• WHAT TO DO
Every record below is to be retyped exactly.
[BEGIN]
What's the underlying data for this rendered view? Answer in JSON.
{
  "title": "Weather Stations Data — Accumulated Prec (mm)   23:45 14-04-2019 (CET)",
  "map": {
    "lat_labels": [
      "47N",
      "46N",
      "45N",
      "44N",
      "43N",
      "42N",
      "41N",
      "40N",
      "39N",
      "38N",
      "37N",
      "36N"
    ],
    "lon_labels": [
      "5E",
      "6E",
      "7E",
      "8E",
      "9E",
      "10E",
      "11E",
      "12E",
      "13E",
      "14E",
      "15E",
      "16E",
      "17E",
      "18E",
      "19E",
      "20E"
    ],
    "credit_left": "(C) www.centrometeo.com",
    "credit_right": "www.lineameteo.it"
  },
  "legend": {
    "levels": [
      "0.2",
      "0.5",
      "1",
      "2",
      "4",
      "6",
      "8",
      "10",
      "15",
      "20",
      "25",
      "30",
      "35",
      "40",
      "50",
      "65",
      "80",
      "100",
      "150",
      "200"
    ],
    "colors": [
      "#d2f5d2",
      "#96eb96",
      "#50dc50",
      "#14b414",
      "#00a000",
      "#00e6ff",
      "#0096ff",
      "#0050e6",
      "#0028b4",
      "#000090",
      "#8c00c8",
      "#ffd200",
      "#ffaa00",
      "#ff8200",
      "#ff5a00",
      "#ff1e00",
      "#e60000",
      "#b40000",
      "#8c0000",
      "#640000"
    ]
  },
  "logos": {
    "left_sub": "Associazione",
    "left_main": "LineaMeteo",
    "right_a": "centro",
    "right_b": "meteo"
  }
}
[END]
• RESPONSE TO THIS TASK
What's the underlying data for this rendered view? Answer in JSON.
{
  "title": "Weather Stations Data — Accumulated Prec (mm)   23:45 14-04-2019 (CET)",
  "map": {
    "lat_labels": [
      "47N",
      "46N",
      "45N",
      "44N",
      "43N",
      "42N",
      "41N",
      "40N",
      "39N",
      "38N",
      "37N",
      "36N"
    ],
    "lon_labels": [
      "5E",
      "6E",
      "7E",
      "8E",
      "9E",
      "10E",
      "11E",
      "12E",
      "13E",
      "14E",
      "15E",
      "16E",
      "17E",
      "18E",
      "19E",
      "20E"
    ],
    "credit_left": "(C) www.centrometeo.com",
    "credit_right": "www.lineameteo.it"
  },
  "legend": {
    "levels": [
      "0.2",
      "0.5",
      "1",
      "2",
      "4",
      "6",
      "8",
      "10",
      "15",
      "20",
      "25",
      "30",
      "35",
      "40",
      "50",
      "65",
      "80",
      "100",
      "150",
      "200"
    ],
    "colors": [
      "#d2f5d2",
      "#96eb96",
      "#50dc50",
      "#14b414",
      "#00a000",
      "#00e6ff",
      "#0096ff",
      "#0050e6",
      "#0028b4",
      "#000090",
      "#8c00c8",
      "#ffd200",
      "#ffaa00",
      "#ff8200",
      "#ff5a00",
      "#ff1e00",
      "#e60000",
      "#b40000",
      "#8c0000",
      "#640000"
    ]
  },
  "logos": {
    "left_sub": "Associazione",
    "left_main": "LineaMeteo",
    "right_a": "centro",
    "right_b": "meteo"
  }
}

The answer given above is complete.